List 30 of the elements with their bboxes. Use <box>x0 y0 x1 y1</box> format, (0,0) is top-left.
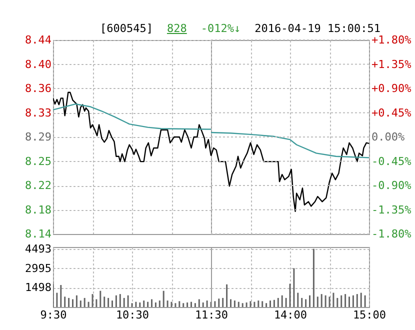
x-tick-label: 15:00 <box>352 308 386 322</box>
y-tick-label: 1498 <box>25 281 52 294</box>
text: +0.45% <box>372 106 412 120</box>
y-tick-label: 4493 <box>25 242 52 256</box>
y-tick-label: 8.18 <box>25 203 52 216</box>
text: -1.35% <box>372 203 412 216</box>
y-tick-label: 8.22 <box>25 179 52 192</box>
y-tick-label: 8.33 <box>25 106 52 120</box>
y-tick-label: 8.36 <box>25 82 52 95</box>
y-tick-label: 8.25 <box>25 154 52 168</box>
text: -012%↓ <box>200 22 241 35</box>
text: -0.90% <box>372 179 412 192</box>
text: 2016-04-19 15:00:51 <box>254 22 380 35</box>
y-tick-label: 8.14 <box>25 228 52 240</box>
x-tick-label: 10:30 <box>116 308 150 322</box>
chart-title: [600545] <box>100 22 153 35</box>
x-tick-label: 14:00 <box>274 308 308 322</box>
text: 0.00% <box>372 130 405 144</box>
y-tick-label: 8.40 <box>25 58 52 71</box>
y-tick-label: 2995 <box>25 262 52 275</box>
text: -0.45% <box>372 154 412 168</box>
x-tick-label: 9:30 <box>40 308 67 322</box>
text: +0.90% <box>372 82 412 95</box>
text: -1.80% <box>372 228 412 240</box>
text: 828 <box>166 22 187 35</box>
text: +1.35% <box>372 58 412 71</box>
y-tick-label: 8.29 <box>25 130 52 144</box>
y-tick-label: 8.44 <box>25 34 52 46</box>
x-tick-label: 11:30 <box>194 308 228 322</box>
text: +1.80% <box>372 34 412 46</box>
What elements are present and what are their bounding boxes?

※

Aim: Copy out every line of the records above word for word, leaving out the pictures.

Result for this task:
List 30 of the elements with their bboxes. Use <box>x0 y0 x1 y1</box> format, (0,0) is top-left.
x-tick-label: 15:00 <box>352 308 386 322</box>
y-tick-label: 1498 <box>25 281 52 294</box>
text: +0.45% <box>372 106 412 120</box>
y-tick-label: 4493 <box>25 242 52 256</box>
y-tick-label: 8.18 <box>25 203 52 216</box>
text: -1.35% <box>372 203 412 216</box>
y-tick-label: 8.22 <box>25 179 52 192</box>
y-tick-label: 8.33 <box>25 106 52 120</box>
y-tick-label: 8.36 <box>25 82 52 95</box>
y-tick-label: 8.25 <box>25 154 52 168</box>
text: -012%↓ <box>200 22 241 35</box>
text: -0.90% <box>372 179 412 192</box>
text: 2016-04-19 15:00:51 <box>254 22 380 35</box>
y-tick-label: 8.14 <box>25 228 52 240</box>
x-tick-label: 10:30 <box>116 308 150 322</box>
chart-title: [600545] <box>100 22 153 35</box>
x-tick-label: 14:00 <box>274 308 308 322</box>
text: 0.00% <box>372 130 405 144</box>
y-tick-label: 8.40 <box>25 58 52 71</box>
y-tick-label: 2995 <box>25 262 52 275</box>
text: -0.45% <box>372 154 412 168</box>
x-tick-label: 9:30 <box>40 308 67 322</box>
text: +0.90% <box>372 82 412 95</box>
text: -1.80% <box>372 228 412 240</box>
text: 828 <box>166 22 187 35</box>
text: +1.35% <box>372 58 412 71</box>
y-tick-label: 8.29 <box>25 130 52 144</box>
y-tick-label: 8.44 <box>25 34 52 46</box>
x-tick-label: 11:30 <box>194 308 228 322</box>
text: +1.80% <box>372 34 412 46</box>
What elements are present and what are their bounding boxes?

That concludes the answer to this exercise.